>> Begin PAGE EXCERPT

Jefferson County is a county on the northern border of the U.S. state of New York. As of the 2020 census, the population was 116,721. Its county seat is Watertown. The county is named after Thomas Jefferson, third President of the United States of America. It is adjacent to Lake Ontario, southeast from the Canada–US border of Ontario.

Jefferson County comprises the Watertown-Fort Drum, NY Metropolitan Statistical Area. In 2014, it elected Colleen M. O'Neill as the first woman county sheriff in the state. She had served with the New York State Police for 32 years. The popularity of the area as a summer tourist destination results in a dramatic increase of population during that season.

The United States Army's 10th Mountain Division is based at Fort Drum. The base had a total population of nearly 13,000 according to the 2010 census.

>> End PAGE EXCERPT

TASKS TO CARRY OUT ::
[a] In the Jefferson County text, why does the population rise sharply during the summer?
[b] Pick up the Jefferson County text after its last sentence and continue it.

>> Begin STORED ROWS

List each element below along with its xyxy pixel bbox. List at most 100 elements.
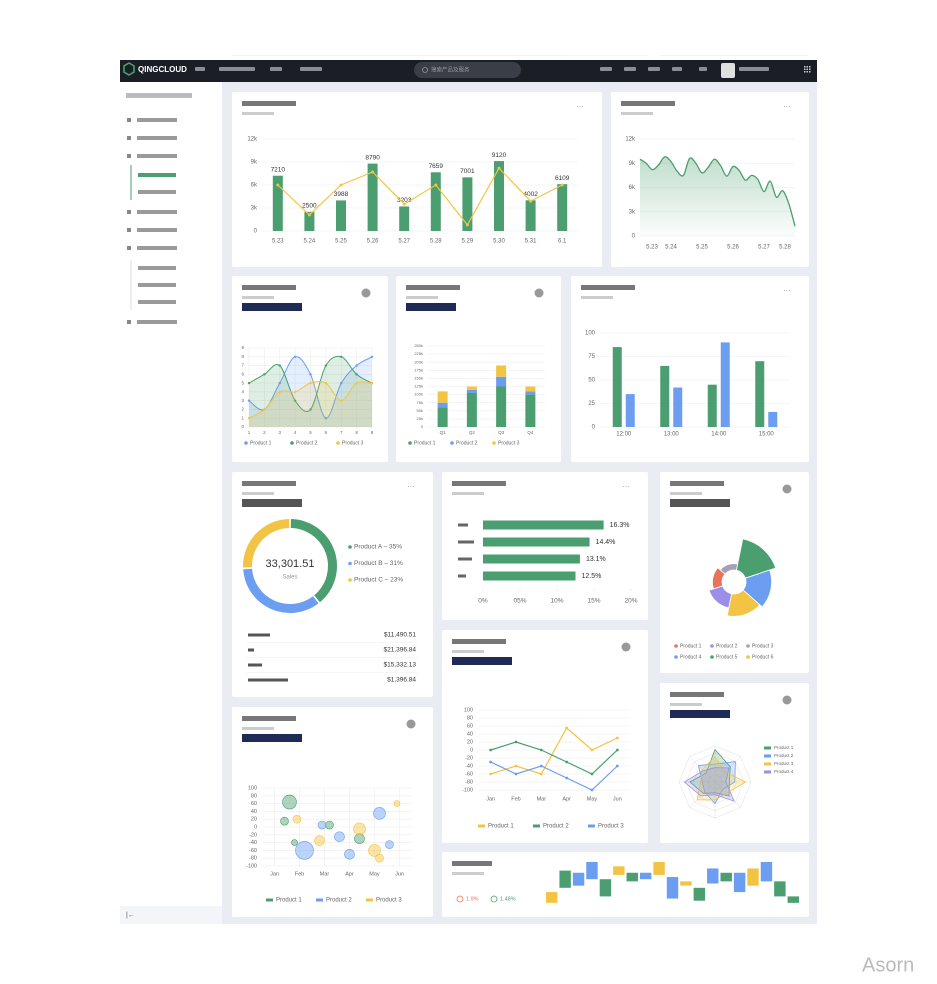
data-label: 6109	[555, 175, 570, 182]
bubble	[334, 831, 345, 843]
point	[615, 736, 619, 740]
nav-item	[300, 67, 322, 71]
legend-label: Product 2	[716, 643, 738, 649]
y-tick-label: 225k	[414, 351, 423, 356]
y-tick-label: -60	[249, 848, 257, 854]
info-icon[interactable]	[621, 642, 631, 652]
logo[interactable]: QINGCLOUD	[138, 65, 187, 74]
bar	[272, 175, 283, 231]
data-label: 12.5%	[582, 573, 602, 580]
x-tick-label: 3	[278, 430, 281, 435]
apps-icon	[809, 66, 811, 68]
y-tick-label: -40	[465, 763, 473, 769]
floating-bar	[599, 879, 612, 897]
card-subtitle	[670, 703, 702, 706]
table-amount: $11,490.51	[384, 632, 416, 639]
menu-icon	[127, 118, 131, 122]
legend-swatch	[408, 441, 412, 445]
donut-slice	[243, 519, 290, 568]
more-menu[interactable]: ···	[622, 482, 630, 491]
card-title	[242, 481, 296, 486]
card	[442, 852, 809, 917]
y-tick-label: 200k	[414, 359, 423, 364]
nav-item	[648, 67, 660, 71]
y-tick-label: 50k	[417, 408, 423, 413]
more-menu[interactable]: ···	[783, 102, 791, 111]
floating-bar	[546, 892, 558, 903]
x-tick-label: Jan	[270, 871, 279, 877]
avatar[interactable]	[721, 63, 735, 78]
card-subtitle	[242, 112, 274, 115]
menu-item	[138, 190, 176, 194]
x-tick-label: 9	[371, 430, 374, 435]
y-tick-label: 6k	[629, 185, 636, 191]
card-metric	[242, 734, 302, 742]
y-tick-label: 80	[467, 715, 473, 721]
y-tick-label: 75k	[417, 400, 423, 405]
point	[324, 417, 328, 420]
y-tick-label: 25k	[417, 416, 423, 421]
bubble	[344, 848, 355, 860]
point	[278, 364, 281, 367]
nav-item	[699, 67, 707, 71]
info-icon[interactable]	[782, 484, 792, 494]
x-tick-label: 0%	[478, 598, 488, 605]
info-icon[interactable]	[361, 288, 371, 298]
x-tick-label: May	[369, 871, 380, 877]
point	[590, 748, 594, 752]
point	[355, 373, 358, 376]
bubble	[353, 822, 366, 836]
y-tick-label: 150k	[414, 375, 423, 380]
card-subtitle	[242, 492, 274, 495]
legend-swatch	[478, 824, 485, 828]
info-icon[interactable]	[406, 719, 416, 729]
point	[615, 764, 619, 768]
stat-value: 1.9%	[466, 896, 479, 902]
point	[309, 408, 312, 411]
nav-item	[739, 67, 769, 71]
x-tick-label: 6	[325, 430, 328, 435]
search-box[interactable]	[414, 62, 521, 78]
info-icon[interactable]	[782, 695, 792, 705]
collapse-icon[interactable]: |←	[126, 912, 135, 919]
legend-label: Product 1	[414, 440, 436, 446]
card-title	[242, 285, 296, 290]
table-label	[248, 633, 270, 637]
bar-segment	[466, 389, 477, 393]
card-subtitle	[242, 727, 274, 730]
line-point	[529, 199, 533, 203]
bar	[673, 387, 683, 427]
x-tick-label: 6.1	[558, 239, 567, 245]
bubble	[393, 800, 401, 807]
stat-icon	[490, 895, 498, 903]
data-label: 2500	[302, 203, 317, 210]
point	[355, 381, 358, 385]
more-menu[interactable]: ···	[576, 102, 584, 111]
bar	[483, 537, 590, 547]
point	[309, 381, 312, 385]
x-tick-label: 5.26	[367, 239, 379, 245]
bar	[768, 411, 778, 427]
info-icon[interactable]	[534, 288, 544, 298]
bar	[612, 347, 622, 427]
card-subtitle	[452, 872, 484, 875]
point	[278, 381, 281, 385]
legend-label: Product 2	[326, 898, 352, 904]
card	[232, 92, 602, 267]
menu-item	[138, 300, 176, 304]
y-tick-label: -80	[249, 856, 257, 862]
legend-label: Product 1	[250, 440, 272, 446]
bar	[525, 200, 536, 231]
y-tick-label: 0	[421, 424, 424, 429]
more-menu[interactable]: ···	[783, 286, 791, 295]
y-tick-label: -20	[465, 755, 473, 761]
nav-item	[624, 67, 636, 71]
more-menu[interactable]: ···	[407, 482, 415, 491]
y-tick-label: 20	[467, 739, 473, 745]
legend-label: Product 3	[752, 643, 774, 649]
legend-swatch	[674, 655, 678, 659]
line-point	[339, 183, 343, 187]
bar	[483, 520, 604, 530]
bar	[625, 394, 635, 427]
y-tick-label: 3	[241, 398, 244, 403]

>> End STORED ROWS

THE REPLIES ::
[a] The area is popular as a summer tourist destination, and that popularity brings a dramatic increase in population during that season.

[b]
History
When counties were established in the Province of New York in 1683, the present Jefferson County was part of Albany County. This was an enormous county, including the northern part of New York State as well as all of the present State of Vermont and, in theory, extending westward to the Pacific Ocean. This county was reduced in size on July 3, 1766, by the creation of Cumberland County, and further on March 16, 1770, by the creation of Gloucester County, both containing territory now in Vermont.

On March 12, 1772, what was left of Albany County was split into three parts, one remaining under the name Albany County. One of the other pieces, Tryon County, contained the western portion (and thus, since no western boundary was specified, theoretically still extended west to the Pacific). The eastern boundary of Tryon County was approximately  west of the present city of Schenectady, and the county included the western part of the Adirondack Mountains and the area west of the West Branch of the Delaware River. The area then designated as Tryon County now includes 37 counties of New York State. The county was named for William Tryon, colonial governor of New York.

In the years subsequent to 1776, most of the Loyalists in Tryon County fled to Canada. In 1784, following the peace treaty that ended the American Revolutionary War, the name of Tryon County was changed to Montgomery County to honor the general, Richard Montgomery, who had captured several places in Canada and died attempting to capture the city of Quebec, replacing the name of the hated British governor.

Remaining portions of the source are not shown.